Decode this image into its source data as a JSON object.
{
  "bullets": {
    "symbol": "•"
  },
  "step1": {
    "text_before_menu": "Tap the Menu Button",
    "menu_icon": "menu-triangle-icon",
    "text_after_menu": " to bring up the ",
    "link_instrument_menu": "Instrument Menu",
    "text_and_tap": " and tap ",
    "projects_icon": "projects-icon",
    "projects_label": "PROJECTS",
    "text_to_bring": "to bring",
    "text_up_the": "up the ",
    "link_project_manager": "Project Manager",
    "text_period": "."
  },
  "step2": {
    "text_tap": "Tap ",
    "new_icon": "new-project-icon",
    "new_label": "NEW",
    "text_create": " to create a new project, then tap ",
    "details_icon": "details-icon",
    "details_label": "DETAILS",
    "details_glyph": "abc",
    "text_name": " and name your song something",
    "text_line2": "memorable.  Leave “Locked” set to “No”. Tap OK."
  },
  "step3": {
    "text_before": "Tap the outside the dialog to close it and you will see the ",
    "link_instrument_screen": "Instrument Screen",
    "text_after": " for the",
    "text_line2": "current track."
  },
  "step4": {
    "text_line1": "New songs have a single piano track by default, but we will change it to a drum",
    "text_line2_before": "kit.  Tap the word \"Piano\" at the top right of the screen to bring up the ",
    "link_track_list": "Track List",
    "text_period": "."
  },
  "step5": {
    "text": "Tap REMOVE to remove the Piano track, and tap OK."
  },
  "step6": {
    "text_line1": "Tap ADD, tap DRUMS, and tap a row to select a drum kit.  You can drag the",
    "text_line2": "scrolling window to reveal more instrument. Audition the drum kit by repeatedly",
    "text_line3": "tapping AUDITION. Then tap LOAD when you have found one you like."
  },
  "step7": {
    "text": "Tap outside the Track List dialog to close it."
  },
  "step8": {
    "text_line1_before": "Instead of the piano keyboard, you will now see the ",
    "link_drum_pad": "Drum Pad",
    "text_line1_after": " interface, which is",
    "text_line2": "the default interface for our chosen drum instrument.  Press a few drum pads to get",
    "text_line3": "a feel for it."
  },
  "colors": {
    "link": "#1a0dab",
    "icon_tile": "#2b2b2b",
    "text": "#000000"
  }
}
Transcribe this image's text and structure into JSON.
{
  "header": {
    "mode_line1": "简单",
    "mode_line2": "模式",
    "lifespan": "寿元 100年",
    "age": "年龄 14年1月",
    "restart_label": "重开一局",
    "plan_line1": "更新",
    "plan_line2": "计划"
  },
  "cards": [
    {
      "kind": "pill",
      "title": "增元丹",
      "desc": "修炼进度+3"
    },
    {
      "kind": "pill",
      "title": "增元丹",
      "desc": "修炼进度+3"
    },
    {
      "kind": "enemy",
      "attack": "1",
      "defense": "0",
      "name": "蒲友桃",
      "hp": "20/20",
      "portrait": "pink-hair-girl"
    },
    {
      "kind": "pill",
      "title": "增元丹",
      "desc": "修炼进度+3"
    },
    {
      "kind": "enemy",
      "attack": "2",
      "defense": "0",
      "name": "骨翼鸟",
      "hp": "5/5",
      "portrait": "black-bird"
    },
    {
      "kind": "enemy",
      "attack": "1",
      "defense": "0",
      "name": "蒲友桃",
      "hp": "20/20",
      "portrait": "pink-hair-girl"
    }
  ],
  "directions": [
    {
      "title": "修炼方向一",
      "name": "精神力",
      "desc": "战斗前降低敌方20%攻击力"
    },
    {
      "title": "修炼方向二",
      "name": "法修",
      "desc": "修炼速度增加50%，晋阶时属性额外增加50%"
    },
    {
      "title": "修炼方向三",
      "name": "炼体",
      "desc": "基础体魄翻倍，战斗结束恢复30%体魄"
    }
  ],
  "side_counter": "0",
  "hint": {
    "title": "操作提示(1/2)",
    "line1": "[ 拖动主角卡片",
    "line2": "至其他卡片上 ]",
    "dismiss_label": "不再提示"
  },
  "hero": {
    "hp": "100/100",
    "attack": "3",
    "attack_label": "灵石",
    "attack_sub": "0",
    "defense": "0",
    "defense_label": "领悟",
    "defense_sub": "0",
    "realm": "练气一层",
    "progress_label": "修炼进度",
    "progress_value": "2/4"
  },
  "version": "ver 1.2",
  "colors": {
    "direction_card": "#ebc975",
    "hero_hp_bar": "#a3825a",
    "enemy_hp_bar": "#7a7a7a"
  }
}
━━━━━━
(Exercise prompt): Using the data above, say how many lines include "List". No other reply is needed.

(Response below): 2